» Task requirements
Determine the number of lines in the data that include the word "Lateral", and write only that number.

» Data lines
----------------------------------------

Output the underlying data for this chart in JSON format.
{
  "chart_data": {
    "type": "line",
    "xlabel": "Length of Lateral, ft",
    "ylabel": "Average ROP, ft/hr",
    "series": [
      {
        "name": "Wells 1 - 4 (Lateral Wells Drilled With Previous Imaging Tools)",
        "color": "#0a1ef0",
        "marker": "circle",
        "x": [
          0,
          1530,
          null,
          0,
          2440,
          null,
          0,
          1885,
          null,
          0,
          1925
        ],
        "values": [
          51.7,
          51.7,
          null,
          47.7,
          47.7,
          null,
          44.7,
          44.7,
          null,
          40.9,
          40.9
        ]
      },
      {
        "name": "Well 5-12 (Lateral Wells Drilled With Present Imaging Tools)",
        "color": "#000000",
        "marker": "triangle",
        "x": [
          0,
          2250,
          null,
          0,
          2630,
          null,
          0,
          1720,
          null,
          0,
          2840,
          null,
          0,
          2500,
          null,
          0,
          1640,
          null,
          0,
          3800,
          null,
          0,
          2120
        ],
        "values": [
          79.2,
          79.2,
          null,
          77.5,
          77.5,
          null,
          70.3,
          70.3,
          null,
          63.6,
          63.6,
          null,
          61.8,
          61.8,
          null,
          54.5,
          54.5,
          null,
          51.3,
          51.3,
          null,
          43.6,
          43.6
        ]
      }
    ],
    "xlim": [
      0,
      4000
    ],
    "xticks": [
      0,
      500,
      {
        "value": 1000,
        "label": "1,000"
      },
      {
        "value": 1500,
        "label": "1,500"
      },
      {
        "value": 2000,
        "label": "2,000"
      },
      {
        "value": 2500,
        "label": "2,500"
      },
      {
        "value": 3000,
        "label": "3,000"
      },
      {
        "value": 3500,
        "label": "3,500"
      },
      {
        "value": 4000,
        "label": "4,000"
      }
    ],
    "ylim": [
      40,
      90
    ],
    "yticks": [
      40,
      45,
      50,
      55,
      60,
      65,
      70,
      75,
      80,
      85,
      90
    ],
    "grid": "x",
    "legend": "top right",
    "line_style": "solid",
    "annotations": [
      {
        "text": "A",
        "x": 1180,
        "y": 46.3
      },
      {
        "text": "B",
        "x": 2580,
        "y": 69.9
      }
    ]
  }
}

----------------------------------------

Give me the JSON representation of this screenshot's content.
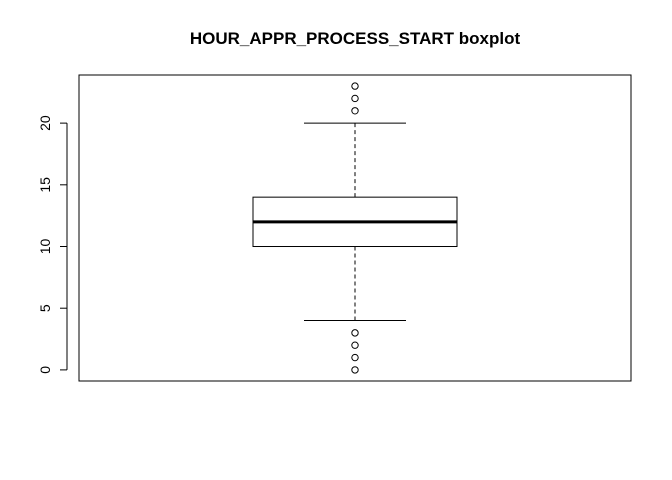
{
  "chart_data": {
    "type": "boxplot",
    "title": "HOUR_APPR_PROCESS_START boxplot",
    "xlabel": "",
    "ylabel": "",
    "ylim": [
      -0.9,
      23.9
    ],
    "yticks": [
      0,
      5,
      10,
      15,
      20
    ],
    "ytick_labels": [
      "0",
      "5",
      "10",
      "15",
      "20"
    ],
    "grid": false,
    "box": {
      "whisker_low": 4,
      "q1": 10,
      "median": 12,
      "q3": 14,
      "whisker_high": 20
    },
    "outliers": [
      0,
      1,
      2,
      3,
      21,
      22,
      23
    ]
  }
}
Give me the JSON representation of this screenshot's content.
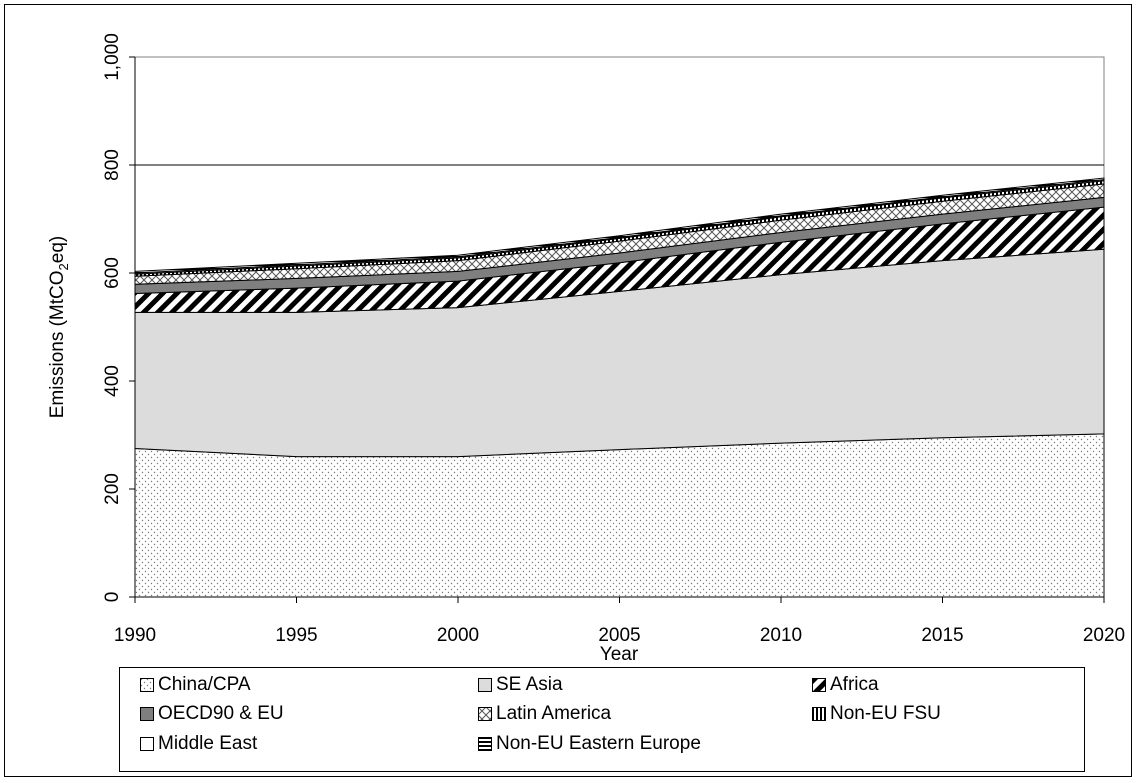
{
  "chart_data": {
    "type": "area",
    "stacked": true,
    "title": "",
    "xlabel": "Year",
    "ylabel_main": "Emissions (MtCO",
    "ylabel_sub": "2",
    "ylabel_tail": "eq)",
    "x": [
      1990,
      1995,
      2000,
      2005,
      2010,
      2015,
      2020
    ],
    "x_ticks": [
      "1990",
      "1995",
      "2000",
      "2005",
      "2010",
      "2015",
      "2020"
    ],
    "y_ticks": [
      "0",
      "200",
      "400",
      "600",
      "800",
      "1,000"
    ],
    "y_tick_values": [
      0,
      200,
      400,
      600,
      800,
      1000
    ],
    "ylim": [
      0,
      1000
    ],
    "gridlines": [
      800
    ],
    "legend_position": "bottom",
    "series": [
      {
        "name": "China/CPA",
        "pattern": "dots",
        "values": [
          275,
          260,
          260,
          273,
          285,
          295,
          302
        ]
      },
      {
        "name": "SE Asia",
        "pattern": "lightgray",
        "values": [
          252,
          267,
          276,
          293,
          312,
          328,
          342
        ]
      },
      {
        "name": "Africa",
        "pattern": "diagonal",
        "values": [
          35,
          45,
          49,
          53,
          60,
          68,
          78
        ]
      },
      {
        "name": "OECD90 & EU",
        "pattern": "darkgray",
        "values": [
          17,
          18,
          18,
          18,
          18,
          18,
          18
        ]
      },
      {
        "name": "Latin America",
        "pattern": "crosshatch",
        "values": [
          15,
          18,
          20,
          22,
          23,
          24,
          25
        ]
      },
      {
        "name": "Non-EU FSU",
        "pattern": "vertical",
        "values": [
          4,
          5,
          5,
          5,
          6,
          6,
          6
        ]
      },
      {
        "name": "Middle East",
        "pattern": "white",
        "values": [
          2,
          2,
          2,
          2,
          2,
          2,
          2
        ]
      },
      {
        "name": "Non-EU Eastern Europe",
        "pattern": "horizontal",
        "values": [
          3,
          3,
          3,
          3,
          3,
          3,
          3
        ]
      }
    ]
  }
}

----------------------------------------

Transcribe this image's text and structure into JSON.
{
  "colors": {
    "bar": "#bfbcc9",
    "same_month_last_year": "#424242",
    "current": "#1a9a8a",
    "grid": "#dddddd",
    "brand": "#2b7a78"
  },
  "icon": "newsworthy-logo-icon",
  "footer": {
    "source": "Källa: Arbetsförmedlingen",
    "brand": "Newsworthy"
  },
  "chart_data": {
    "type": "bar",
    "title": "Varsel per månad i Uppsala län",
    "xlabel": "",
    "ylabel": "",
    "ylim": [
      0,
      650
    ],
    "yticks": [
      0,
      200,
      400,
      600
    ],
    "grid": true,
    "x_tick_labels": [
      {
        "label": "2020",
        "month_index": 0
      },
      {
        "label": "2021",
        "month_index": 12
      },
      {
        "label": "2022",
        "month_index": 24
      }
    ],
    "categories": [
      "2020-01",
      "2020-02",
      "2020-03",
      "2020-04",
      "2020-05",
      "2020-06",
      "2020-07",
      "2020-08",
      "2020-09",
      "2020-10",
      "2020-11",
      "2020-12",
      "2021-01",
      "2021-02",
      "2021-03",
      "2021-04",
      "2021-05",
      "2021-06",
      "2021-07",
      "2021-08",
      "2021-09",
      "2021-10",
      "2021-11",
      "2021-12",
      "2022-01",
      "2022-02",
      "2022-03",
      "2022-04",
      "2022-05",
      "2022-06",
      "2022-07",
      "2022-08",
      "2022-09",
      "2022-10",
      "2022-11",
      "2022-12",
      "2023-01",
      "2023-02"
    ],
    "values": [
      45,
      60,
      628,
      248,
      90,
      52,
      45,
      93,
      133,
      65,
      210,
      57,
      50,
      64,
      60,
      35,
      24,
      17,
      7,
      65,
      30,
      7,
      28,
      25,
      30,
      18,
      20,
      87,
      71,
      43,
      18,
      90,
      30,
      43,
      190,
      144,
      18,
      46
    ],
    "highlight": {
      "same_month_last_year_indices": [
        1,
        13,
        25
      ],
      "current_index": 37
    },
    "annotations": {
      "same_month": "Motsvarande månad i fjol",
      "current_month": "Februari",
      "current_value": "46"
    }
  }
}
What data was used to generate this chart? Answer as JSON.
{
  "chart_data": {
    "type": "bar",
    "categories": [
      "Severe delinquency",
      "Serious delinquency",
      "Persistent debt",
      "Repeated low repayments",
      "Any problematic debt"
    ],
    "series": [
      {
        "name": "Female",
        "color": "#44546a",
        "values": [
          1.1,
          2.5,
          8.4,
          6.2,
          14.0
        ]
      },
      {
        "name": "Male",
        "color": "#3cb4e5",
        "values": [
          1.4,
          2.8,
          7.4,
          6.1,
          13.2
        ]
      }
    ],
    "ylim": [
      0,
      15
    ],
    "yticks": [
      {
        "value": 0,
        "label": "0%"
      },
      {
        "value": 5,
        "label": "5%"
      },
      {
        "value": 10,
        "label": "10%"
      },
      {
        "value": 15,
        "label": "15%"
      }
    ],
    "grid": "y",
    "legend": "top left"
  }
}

----------------------------------------

» Problem solution
3